■ TASK STATEMENT: All of the lines below are to be printed again exactly; images are excluded from the output.

─── DATA SHOWN ───

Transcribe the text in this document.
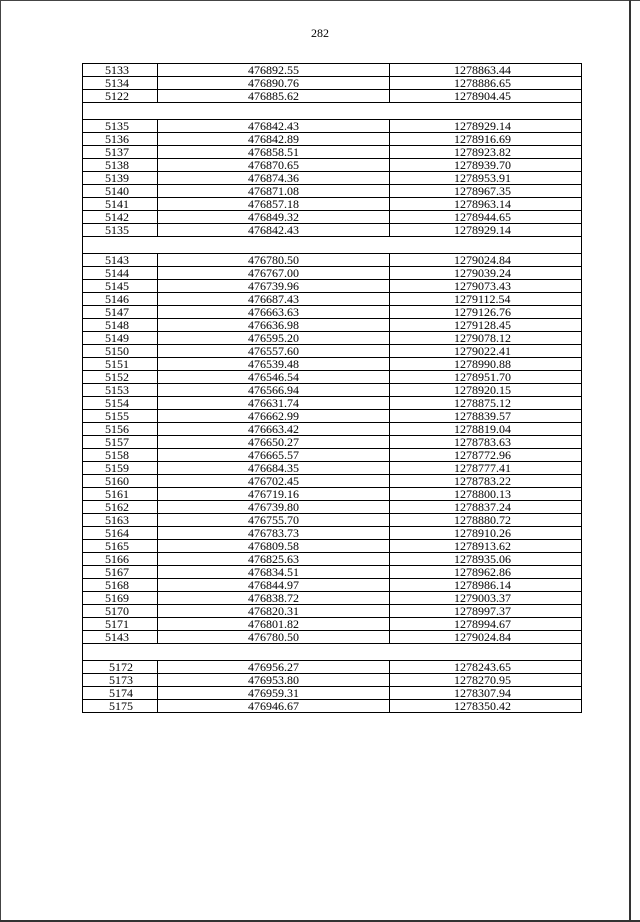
282
5133	476892.55	1278863.44
5134	476890.76	1278886.65
5122	476885.62	1278904.45

5135	476842.43	1278929.14
5136	476842.89	1278916.69
5137	476858.51	1278923.82
5138	476870.65	1278939.70
5139	476874.36	1278953.91
5140	476871.08	1278967.35
5141	476857.18	1278963.14
5142	476849.32	1278944.65
5135	476842.43	1278929.14

5143	476780.50	1279024.84
5144	476767.00	1279039.24
5145	476739.96	1279073.43
5146	476687.43	1279112.54
5147	476663.63	1279126.76
5148	476636.98	1279128.45
5149	476595.20	1279078.12
5150	476557.60	1279022.41
5151	476539.48	1278990.88
5152	476546.54	1278951.70
5153	476566.94	1278920.15
5154	476631.74	1278875.12
5155	476662.99	1278839.57
5156	476663.42	1278819.04
5157	476650.27	1278783.63
5158	476665.57	1278772.96
5159	476684.35	1278777.41
5160	476702.45	1278783.22
5161	476719.16	1278800.13
5162	476739.80	1278837.24
5163	476755.70	1278880.72
5164	476783.73	1278910.26
5165	476809.58	1278913.62
5166	476825.63	1278935.06
5167	476834.51	1278962.86
5168	476844.97	1278986.14
5169	476838.72	1279003.37
5170	476820.31	1278997.37
5171	476801.82	1278994.67
5143	476780.50	1279024.84

5172	476956.27	1278243.65
5173	476953.80	1278270.95
5174	476959.31	1278307.94
5175	476946.67	1278350.42
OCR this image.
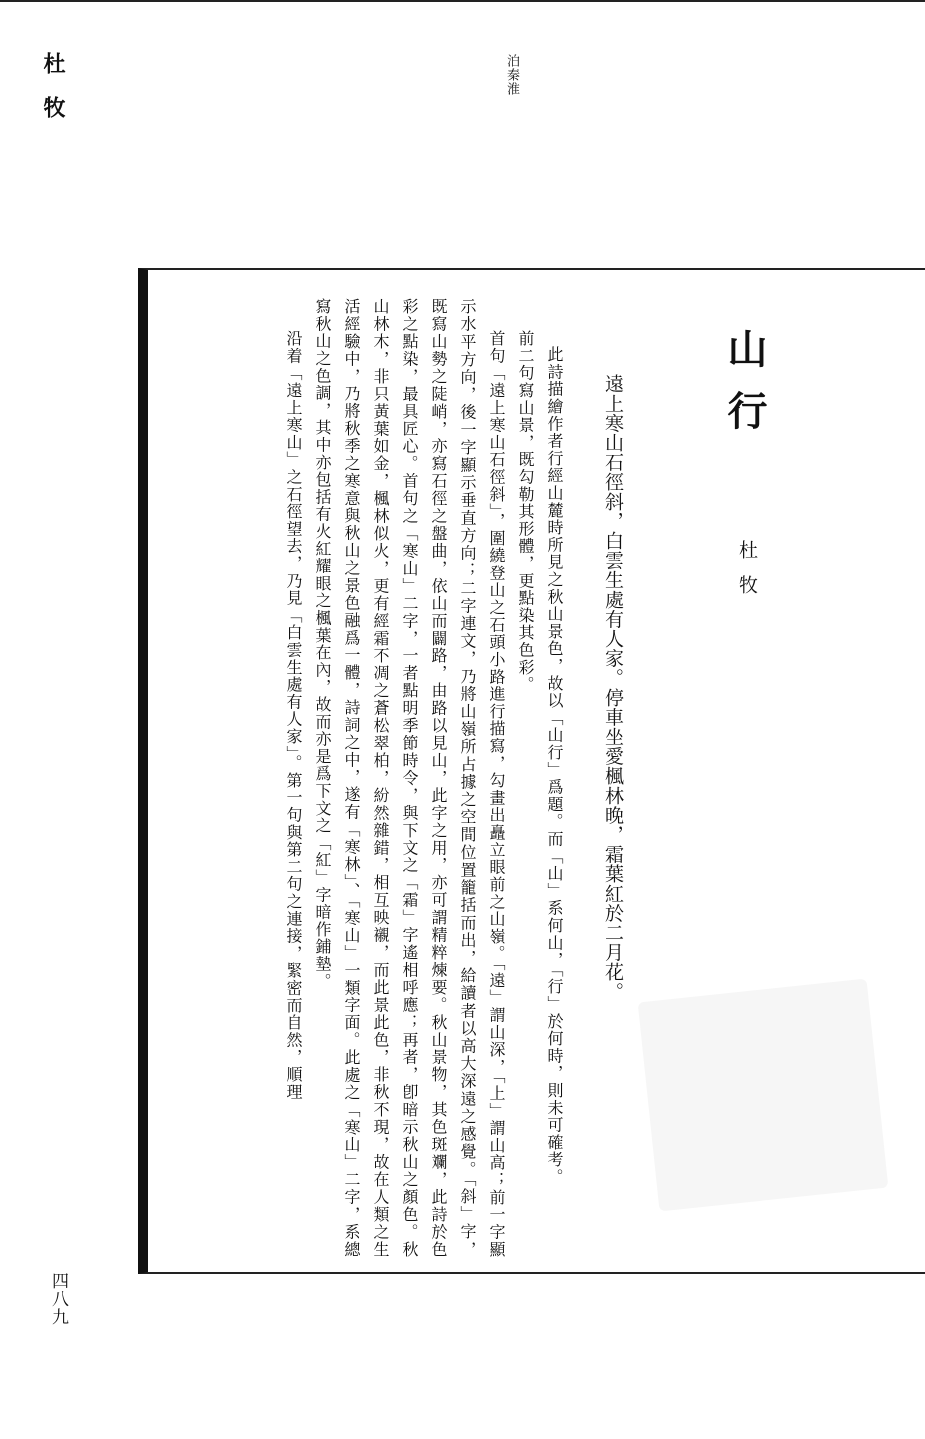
杜牧	泊秦淮

山行

杜牧

遠上寒山石徑斜，白雲生處有人家。停車坐愛楓林晚，霜葉紅於二月花。

此詩描繪作者行經山麓時所見之秋山景色，故以「山行」爲題。而「山」系何山，「行」於何時，則未可確考。

前二句寫山景，既勾勒其形體，更點染其色彩。

首句「遠上寒山石徑斜」，圍繞登山之石頭小路進行描寫，勾畫出矗立眼前之山嶺。「遠」謂山深，「上」謂山高；前一字顯示水平方向，後一字顯示垂直方向；二字連文，乃將山嶺所占據之空間位置籠括而出，給讀者以高大深遠之感覺。「斜」字，既寫山勢之陡峭，亦寫石徑之盤曲，依山而闢路，由路以見山，此字之用，亦可謂精粹煉要。秋山景物，其色斑斕，此詩於色彩之點染，最具匠心。首句之「寒山」二字，一者點明季節時令，與下文之「霜」字遙相呼應；再者，卽暗示秋山之顏色。秋山林木，非只黃葉如金，楓林似火，更有經霜不凋之蒼松翠柏，紛然雜錯，相互映襯，而此景此色，非秋不現，故在人類之生活經驗中，乃將秋季之寒意與秋山之景色融爲一體，詩詞之中，遂有「寒林」、「寒山」一類字面。此處之「寒山」二字，系總寫秋山之色調，其中亦包括有火紅耀眼之楓葉在內，故而亦是爲下文之「紅」字暗作鋪墊。

沿着「遠上寒山」之石徑望去，乃見「白雲生處有人家」。第一句與第二句之連接，緊密而自然，順理

四八九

───

■ WRITTEN ANSWER:
Transcribe the text in this document.
282
5133	476892.55	1278863.44
5134	476890.76	1278886.65
5122	476885.62	1278904.45

5135	476842.43	1278929.14
5136	476842.89	1278916.69
5137	476858.51	1278923.82
5138	476870.65	1278939.70
5139	476874.36	1278953.91
5140	476871.08	1278967.35
5141	476857.18	1278963.14
5142	476849.32	1278944.65
5135	476842.43	1278929.14

5143	476780.50	1279024.84
5144	476767.00	1279039.24
5145	476739.96	1279073.43
5146	476687.43	1279112.54
5147	476663.63	1279126.76
5148	476636.98	1279128.45
5149	476595.20	1279078.12
5150	476557.60	1279022.41
5151	476539.48	1278990.88
5152	476546.54	1278951.70
5153	476566.94	1278920.15
5154	476631.74	1278875.12
5155	476662.99	1278839.57
5156	476663.42	1278819.04
5157	476650.27	1278783.63
5158	476665.57	1278772.96
5159	476684.35	1278777.41
5160	476702.45	1278783.22
5161	476719.16	1278800.13
5162	476739.80	1278837.24
5163	476755.70	1278880.72
5164	476783.73	1278910.26
5165	476809.58	1278913.62
5166	476825.63	1278935.06
5167	476834.51	1278962.86
5168	476844.97	1278986.14
5169	476838.72	1279003.37
5170	476820.31	1278997.37
5171	476801.82	1278994.67
5143	476780.50	1279024.84

5172	476956.27	1278243.65
5173	476953.80	1278270.95
5174	476959.31	1278307.94
5175	476946.67	1278350.42
OCR this image.
杜牧	泊秦淮

山行

杜牧

遠上寒山石徑斜，白雲生處有人家。停車坐愛楓林晚，霜葉紅於二月花。

此詩描繪作者行經山麓時所見之秋山景色，故以「山行」爲題。而「山」系何山，「行」於何時，則未可確考。

前二句寫山景，既勾勒其形體，更點染其色彩。

首句「遠上寒山石徑斜」，圍繞登山之石頭小路進行描寫，勾畫出矗立眼前之山嶺。「遠」謂山深，「上」謂山高；前一字顯示水平方向，後一字顯示垂直方向；二字連文，乃將山嶺所占據之空間位置籠括而出，給讀者以高大深遠之感覺。「斜」字，既寫山勢之陡峭，亦寫石徑之盤曲，依山而闢路，由路以見山，此字之用，亦可謂精粹煉要。秋山景物，其色斑斕，此詩於色彩之點染，最具匠心。首句之「寒山」二字，一者點明季節時令，與下文之「霜」字遙相呼應；再者，卽暗示秋山之顏色。秋山林木，非只黃葉如金，楓林似火，更有經霜不凋之蒼松翠柏，紛然雜錯，相互映襯，而此景此色，非秋不現，故在人類之生活經驗中，乃將秋季之寒意與秋山之景色融爲一體，詩詞之中，遂有「寒林」、「寒山」一類字面。此處之「寒山」二字，系總寫秋山之色調，其中亦包括有火紅耀眼之楓葉在內，故而亦是爲下文之「紅」字暗作鋪墊。

沿着「遠上寒山」之石徑望去，乃見「白雲生處有人家」。第一句與第二句之連接，緊密而自然，順理

四八九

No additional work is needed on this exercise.